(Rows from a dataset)
· · ·

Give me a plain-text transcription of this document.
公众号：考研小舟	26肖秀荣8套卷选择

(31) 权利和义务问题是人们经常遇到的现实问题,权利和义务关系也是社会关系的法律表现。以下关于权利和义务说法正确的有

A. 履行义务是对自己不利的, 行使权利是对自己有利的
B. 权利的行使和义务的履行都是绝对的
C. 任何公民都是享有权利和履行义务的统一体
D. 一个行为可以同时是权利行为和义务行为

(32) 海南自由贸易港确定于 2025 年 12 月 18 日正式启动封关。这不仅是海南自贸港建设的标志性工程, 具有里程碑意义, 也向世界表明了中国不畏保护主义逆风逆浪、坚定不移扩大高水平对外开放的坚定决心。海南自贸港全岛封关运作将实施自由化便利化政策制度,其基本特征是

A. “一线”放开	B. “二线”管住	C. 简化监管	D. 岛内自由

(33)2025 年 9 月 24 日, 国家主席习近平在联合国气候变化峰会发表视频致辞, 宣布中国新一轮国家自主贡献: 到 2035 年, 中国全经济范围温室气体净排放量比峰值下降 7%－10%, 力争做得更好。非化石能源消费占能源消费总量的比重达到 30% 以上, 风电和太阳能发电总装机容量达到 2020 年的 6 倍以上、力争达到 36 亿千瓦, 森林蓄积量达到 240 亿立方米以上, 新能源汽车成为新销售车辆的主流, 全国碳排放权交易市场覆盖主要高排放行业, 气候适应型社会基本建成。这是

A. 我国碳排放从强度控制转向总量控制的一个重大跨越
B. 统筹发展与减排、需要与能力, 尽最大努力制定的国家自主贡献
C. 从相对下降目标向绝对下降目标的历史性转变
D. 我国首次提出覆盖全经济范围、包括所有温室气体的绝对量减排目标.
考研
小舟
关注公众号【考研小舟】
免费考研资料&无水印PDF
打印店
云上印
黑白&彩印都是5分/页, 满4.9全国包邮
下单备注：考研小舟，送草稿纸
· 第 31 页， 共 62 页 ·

· · ·

Task prompt.
Report how many lines of the listing hold the string "考研小舟", giving only the number.

Response.
3